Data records
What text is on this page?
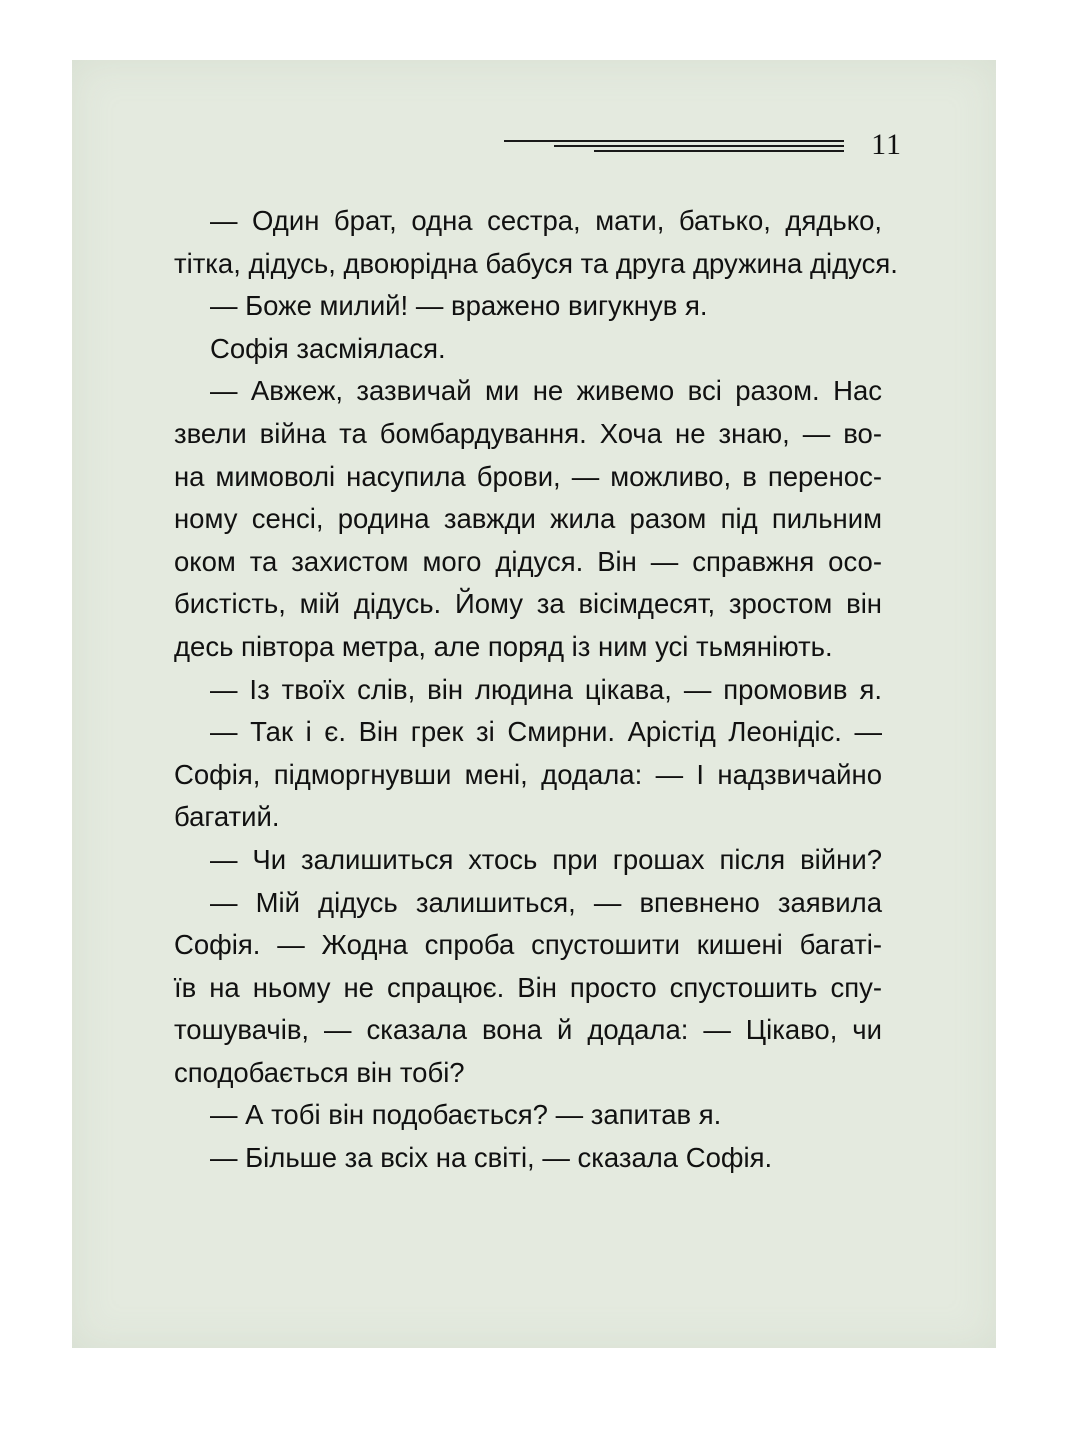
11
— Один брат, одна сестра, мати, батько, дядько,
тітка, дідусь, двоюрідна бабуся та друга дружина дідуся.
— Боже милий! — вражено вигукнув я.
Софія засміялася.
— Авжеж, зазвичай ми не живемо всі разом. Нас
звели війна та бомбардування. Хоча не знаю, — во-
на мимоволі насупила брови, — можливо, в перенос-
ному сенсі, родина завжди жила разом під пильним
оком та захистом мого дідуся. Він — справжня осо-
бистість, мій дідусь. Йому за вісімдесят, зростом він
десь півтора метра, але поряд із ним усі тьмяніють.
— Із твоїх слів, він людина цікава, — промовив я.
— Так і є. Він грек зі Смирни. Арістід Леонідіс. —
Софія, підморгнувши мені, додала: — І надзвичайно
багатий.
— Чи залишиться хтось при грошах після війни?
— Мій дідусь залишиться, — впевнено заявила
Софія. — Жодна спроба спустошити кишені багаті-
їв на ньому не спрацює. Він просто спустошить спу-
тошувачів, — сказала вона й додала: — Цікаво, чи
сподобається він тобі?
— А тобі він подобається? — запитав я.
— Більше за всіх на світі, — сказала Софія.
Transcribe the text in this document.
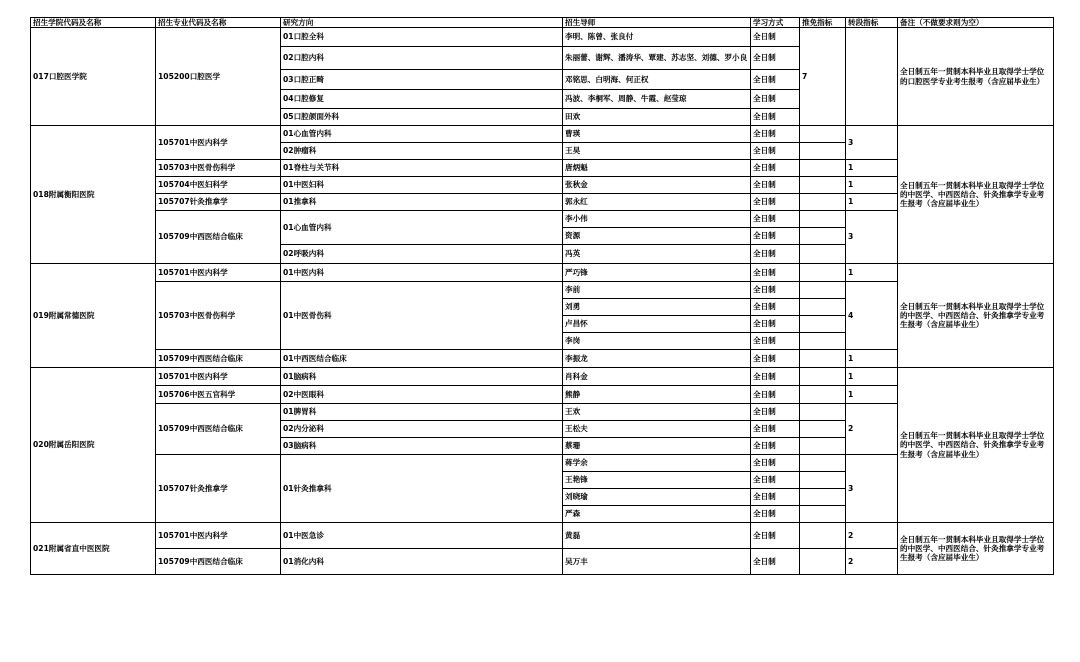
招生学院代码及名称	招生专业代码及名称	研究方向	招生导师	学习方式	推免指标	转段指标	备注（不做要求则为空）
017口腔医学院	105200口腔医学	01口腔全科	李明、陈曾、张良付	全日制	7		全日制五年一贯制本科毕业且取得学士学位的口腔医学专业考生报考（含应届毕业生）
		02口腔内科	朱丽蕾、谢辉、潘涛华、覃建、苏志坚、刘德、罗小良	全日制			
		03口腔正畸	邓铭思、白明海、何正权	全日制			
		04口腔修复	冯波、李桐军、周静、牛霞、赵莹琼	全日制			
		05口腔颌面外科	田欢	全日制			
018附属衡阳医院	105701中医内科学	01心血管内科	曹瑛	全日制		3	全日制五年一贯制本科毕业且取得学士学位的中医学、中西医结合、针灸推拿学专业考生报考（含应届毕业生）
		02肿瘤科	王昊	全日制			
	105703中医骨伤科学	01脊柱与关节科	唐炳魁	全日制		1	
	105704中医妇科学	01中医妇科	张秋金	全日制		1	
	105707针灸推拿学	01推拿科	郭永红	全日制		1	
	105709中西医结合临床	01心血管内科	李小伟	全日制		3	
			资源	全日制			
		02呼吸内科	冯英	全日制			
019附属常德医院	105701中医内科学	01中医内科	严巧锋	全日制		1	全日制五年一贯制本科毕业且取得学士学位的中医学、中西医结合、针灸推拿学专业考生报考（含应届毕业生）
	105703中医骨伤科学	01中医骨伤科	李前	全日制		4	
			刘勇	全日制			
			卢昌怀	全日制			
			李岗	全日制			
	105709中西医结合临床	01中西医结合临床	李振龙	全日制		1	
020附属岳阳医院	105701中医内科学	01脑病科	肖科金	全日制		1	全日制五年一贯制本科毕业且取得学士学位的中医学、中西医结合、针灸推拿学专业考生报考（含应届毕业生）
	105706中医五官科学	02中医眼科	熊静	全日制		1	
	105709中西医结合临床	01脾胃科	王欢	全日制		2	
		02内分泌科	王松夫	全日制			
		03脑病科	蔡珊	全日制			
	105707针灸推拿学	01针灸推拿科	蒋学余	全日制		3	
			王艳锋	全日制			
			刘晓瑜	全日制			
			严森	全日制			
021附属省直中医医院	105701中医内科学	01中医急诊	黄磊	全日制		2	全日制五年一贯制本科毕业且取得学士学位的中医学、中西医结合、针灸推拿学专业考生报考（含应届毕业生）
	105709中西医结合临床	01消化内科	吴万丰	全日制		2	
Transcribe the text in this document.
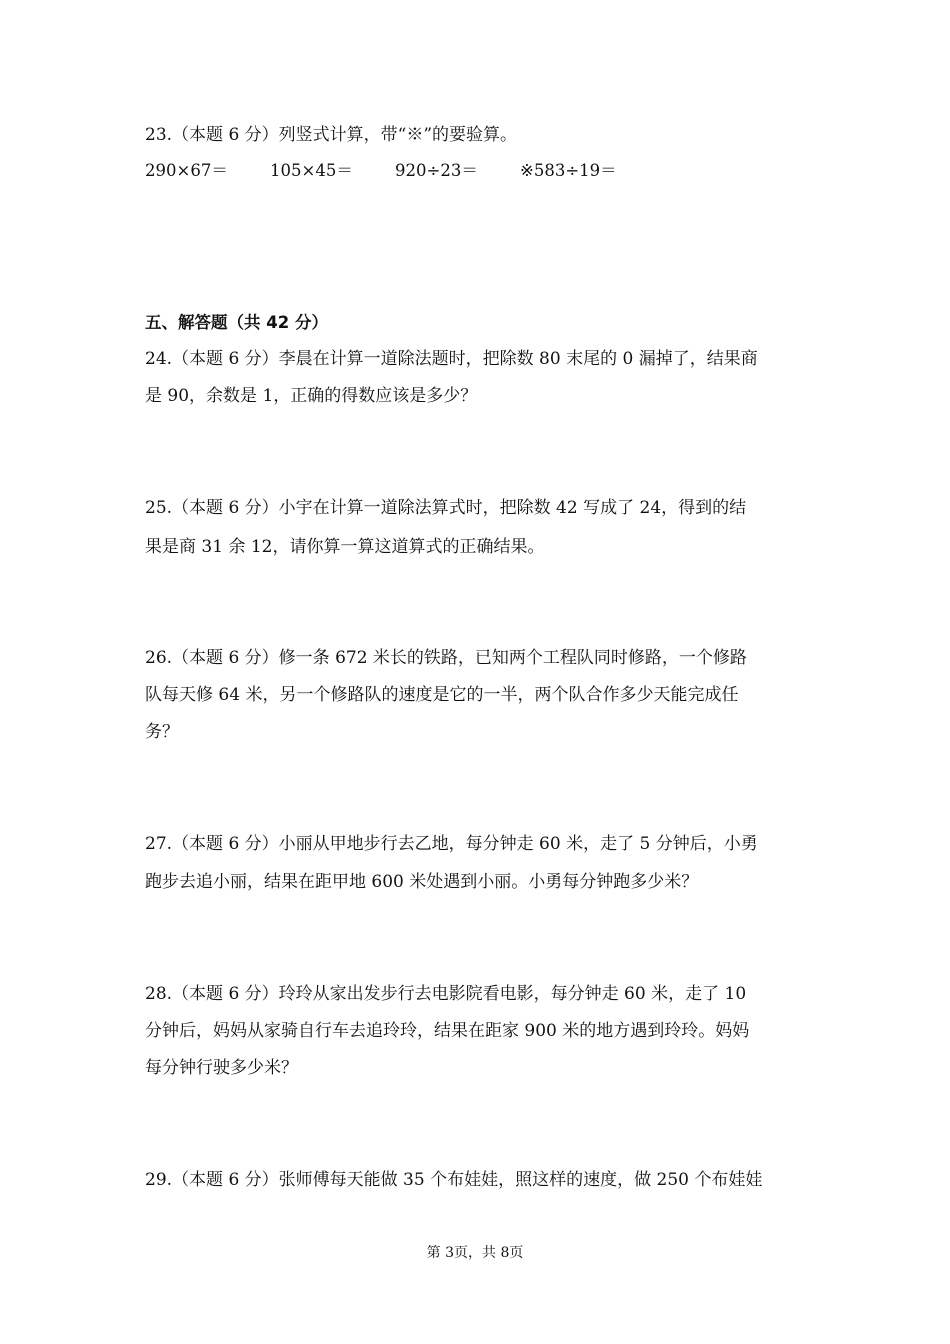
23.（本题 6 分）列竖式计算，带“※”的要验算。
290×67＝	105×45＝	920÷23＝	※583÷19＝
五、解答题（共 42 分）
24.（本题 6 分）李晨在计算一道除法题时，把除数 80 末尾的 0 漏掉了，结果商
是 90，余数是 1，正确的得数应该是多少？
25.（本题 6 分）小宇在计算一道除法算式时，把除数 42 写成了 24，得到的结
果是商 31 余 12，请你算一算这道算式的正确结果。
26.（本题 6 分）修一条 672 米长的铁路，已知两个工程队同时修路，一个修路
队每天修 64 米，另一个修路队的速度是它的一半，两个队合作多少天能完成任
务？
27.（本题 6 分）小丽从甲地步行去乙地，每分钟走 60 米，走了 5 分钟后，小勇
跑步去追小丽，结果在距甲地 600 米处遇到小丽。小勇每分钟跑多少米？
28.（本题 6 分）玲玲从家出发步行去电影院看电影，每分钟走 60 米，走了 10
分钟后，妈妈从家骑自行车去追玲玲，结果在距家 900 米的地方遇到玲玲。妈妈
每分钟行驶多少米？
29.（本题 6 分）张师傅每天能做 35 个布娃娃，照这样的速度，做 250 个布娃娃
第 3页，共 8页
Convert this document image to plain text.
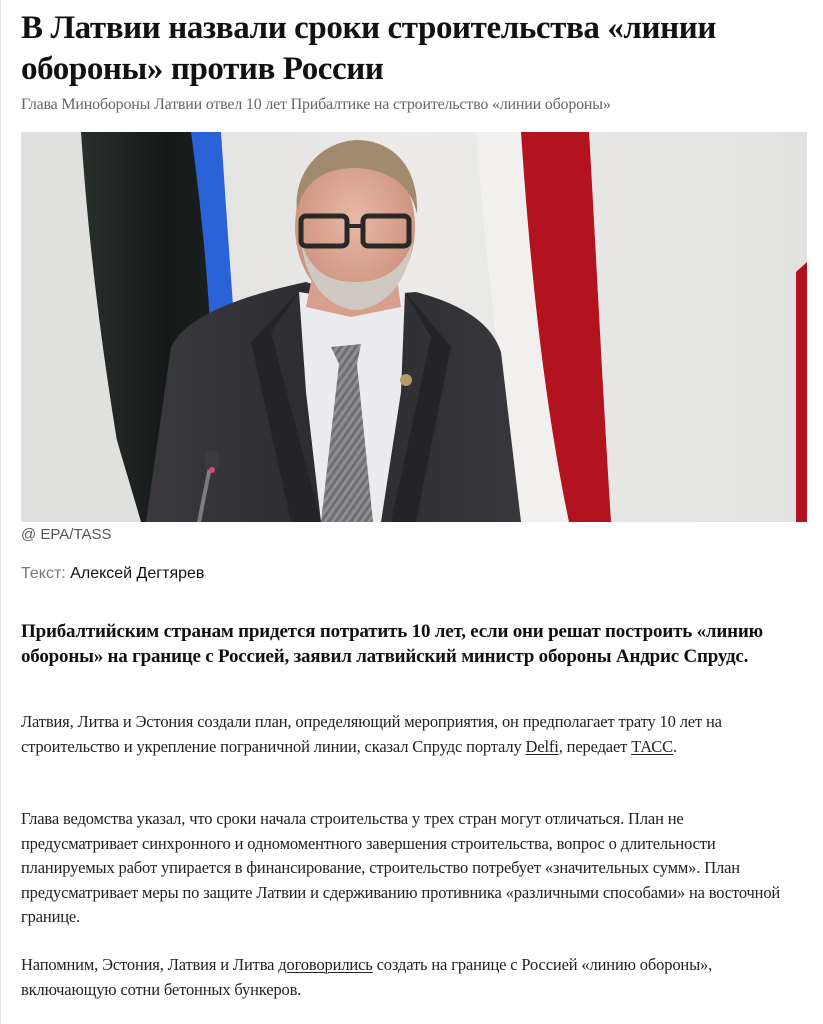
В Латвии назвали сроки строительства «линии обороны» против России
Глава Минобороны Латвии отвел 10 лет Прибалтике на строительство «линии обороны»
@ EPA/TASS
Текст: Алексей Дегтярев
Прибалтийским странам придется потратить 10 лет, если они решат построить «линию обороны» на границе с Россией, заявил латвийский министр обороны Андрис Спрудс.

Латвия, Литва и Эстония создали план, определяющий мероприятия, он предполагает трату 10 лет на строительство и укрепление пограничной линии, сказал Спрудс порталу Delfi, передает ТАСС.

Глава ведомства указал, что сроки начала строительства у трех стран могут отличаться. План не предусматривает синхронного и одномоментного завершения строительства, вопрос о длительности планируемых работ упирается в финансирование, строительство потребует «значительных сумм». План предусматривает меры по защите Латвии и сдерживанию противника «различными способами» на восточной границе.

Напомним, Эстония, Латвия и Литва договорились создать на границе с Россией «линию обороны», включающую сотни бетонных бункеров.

Brief: Scan the records for the string "дідусь". Copy each line in which it appears.

Solution for this exercise:
тітка, дідусь, двоюрідна бабуся та друга дружина дідуся.
бистість, мій дідусь. Йому за вісімдесят, зростом він
— Мій дідусь залишиться, — впевнено заявила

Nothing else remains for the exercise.